[Dataset items]
[Start]

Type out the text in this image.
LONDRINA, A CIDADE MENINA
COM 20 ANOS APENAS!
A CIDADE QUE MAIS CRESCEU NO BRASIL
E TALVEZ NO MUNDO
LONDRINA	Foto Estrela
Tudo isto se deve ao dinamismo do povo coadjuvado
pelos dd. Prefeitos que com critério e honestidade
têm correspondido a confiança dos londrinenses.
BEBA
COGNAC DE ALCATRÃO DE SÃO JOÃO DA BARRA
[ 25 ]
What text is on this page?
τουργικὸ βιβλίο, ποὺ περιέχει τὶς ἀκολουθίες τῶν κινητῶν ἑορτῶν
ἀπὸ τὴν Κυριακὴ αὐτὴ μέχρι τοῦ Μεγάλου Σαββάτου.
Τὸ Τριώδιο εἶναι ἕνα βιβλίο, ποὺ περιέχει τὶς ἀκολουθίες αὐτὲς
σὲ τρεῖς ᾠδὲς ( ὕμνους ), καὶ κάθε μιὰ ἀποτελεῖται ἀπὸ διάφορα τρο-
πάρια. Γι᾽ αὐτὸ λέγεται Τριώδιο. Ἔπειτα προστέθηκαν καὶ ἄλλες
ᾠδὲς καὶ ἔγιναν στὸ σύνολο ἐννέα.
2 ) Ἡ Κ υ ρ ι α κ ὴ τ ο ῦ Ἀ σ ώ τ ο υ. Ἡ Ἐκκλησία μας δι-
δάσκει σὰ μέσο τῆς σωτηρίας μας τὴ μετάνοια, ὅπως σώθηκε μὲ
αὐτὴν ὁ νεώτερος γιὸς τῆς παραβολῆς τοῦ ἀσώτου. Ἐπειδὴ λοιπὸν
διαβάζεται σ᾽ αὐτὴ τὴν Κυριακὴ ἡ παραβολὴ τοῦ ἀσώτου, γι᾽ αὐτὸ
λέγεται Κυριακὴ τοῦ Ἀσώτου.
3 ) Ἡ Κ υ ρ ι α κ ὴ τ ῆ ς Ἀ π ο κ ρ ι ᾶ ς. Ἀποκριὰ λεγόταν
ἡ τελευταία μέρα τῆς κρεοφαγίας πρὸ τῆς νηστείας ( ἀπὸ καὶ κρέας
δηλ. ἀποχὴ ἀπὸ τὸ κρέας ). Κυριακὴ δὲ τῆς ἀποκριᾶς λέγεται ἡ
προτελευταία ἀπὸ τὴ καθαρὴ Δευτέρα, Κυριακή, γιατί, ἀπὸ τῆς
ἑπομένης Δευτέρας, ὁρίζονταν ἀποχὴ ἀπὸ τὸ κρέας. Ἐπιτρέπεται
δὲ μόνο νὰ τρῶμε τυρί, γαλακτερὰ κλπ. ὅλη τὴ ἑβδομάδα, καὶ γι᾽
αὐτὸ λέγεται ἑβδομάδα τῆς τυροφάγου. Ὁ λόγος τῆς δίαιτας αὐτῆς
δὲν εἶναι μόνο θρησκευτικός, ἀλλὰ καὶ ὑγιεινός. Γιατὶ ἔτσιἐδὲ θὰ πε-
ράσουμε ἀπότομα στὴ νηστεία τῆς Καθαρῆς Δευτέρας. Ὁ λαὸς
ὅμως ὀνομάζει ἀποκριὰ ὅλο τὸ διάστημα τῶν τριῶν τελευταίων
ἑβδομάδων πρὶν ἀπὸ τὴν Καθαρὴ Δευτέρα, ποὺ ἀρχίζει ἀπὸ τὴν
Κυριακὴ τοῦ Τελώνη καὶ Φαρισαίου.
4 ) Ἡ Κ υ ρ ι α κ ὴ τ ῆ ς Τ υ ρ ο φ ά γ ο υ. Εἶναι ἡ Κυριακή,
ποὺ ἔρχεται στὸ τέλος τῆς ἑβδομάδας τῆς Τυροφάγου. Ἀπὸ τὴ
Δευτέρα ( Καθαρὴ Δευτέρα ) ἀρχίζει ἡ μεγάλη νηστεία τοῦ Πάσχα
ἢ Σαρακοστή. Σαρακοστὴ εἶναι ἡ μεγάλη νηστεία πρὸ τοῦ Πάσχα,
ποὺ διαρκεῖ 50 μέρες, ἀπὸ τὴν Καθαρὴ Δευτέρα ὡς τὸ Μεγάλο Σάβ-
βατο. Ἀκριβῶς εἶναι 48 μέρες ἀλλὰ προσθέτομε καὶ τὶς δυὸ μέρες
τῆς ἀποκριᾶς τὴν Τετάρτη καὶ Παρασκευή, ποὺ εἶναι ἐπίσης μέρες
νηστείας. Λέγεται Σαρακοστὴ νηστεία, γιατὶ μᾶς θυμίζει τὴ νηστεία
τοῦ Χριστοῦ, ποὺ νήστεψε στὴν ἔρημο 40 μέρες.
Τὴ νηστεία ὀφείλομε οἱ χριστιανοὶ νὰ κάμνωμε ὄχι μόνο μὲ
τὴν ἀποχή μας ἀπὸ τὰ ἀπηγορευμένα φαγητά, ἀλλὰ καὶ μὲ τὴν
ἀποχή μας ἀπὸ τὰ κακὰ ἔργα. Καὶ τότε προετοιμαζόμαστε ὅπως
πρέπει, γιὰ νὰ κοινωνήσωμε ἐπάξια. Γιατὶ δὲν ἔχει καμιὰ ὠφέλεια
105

[End]
[Start]

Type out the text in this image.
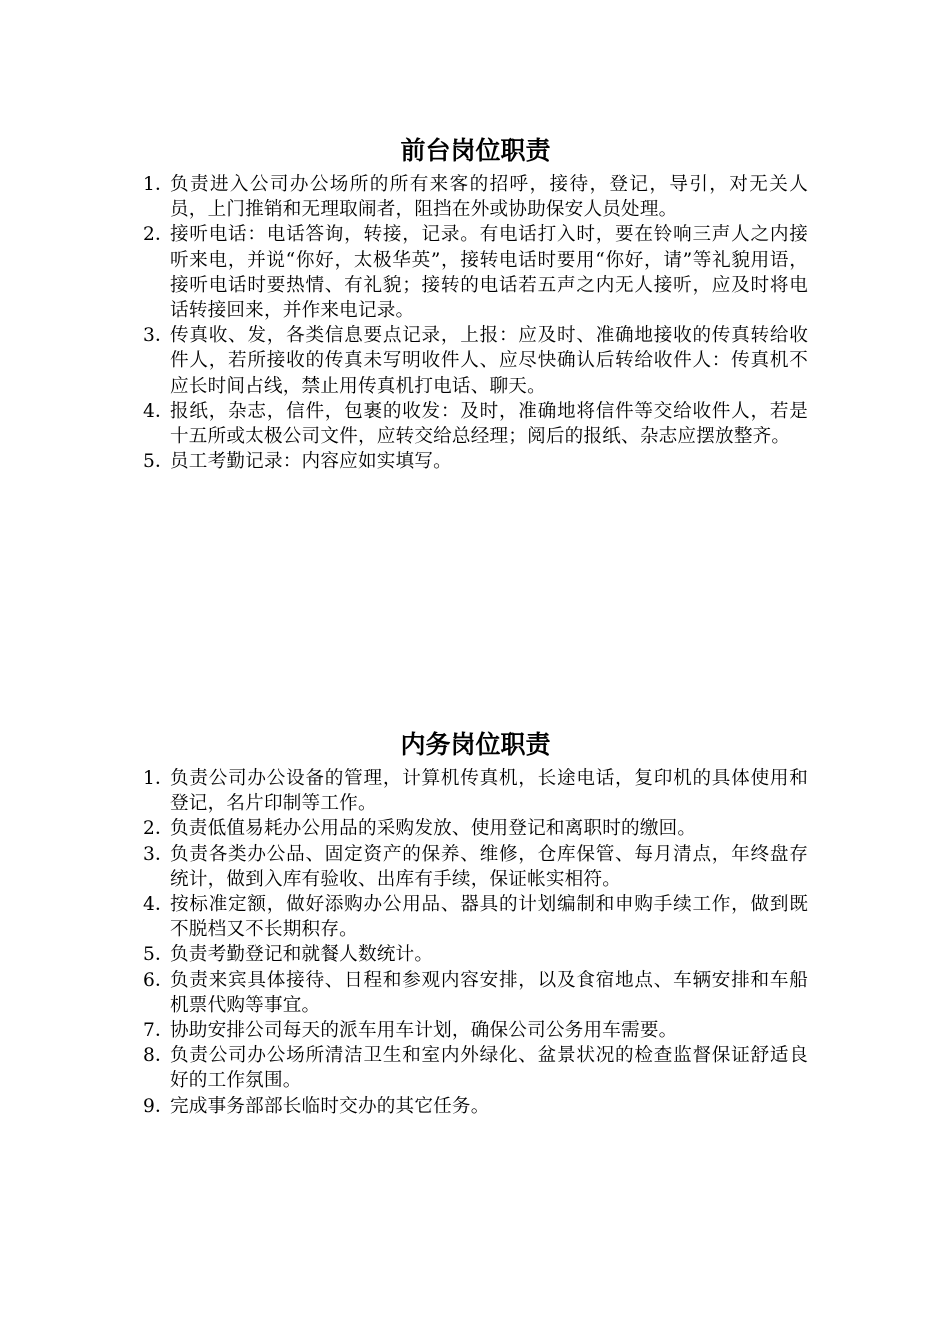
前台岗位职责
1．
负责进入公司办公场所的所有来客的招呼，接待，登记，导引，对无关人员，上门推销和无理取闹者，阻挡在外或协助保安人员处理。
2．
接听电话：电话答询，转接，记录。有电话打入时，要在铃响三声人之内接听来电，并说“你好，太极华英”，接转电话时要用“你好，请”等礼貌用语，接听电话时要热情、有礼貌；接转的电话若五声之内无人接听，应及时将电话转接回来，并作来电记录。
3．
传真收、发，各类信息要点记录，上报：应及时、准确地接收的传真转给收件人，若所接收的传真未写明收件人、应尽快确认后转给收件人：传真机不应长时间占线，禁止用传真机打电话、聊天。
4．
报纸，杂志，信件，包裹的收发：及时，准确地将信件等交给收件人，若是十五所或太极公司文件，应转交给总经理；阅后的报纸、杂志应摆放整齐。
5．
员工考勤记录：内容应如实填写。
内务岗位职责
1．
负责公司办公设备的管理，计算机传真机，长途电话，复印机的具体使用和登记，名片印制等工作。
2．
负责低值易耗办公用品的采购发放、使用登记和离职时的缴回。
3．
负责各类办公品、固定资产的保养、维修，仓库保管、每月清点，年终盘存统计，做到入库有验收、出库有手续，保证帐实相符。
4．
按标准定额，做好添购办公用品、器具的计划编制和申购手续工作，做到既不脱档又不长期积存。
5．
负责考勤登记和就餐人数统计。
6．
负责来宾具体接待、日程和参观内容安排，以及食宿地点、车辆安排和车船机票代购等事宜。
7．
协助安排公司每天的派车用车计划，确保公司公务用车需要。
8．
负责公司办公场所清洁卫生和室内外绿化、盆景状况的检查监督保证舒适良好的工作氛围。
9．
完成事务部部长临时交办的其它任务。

[End]

**EXERCISE BRIEF:** Filter the records down to the lines that contain the string "ᾠδὲς", and copy those lines.

**THE RESULT:**
σὲ τρεῖς ᾠδὲς ( ὕμνους ), καὶ κάθε μιὰ ἀποτελεῖται ἀπὸ διάφορα τρο-
ᾠδὲς καὶ ἔγιναν στὸ σύνολο ἐννέα.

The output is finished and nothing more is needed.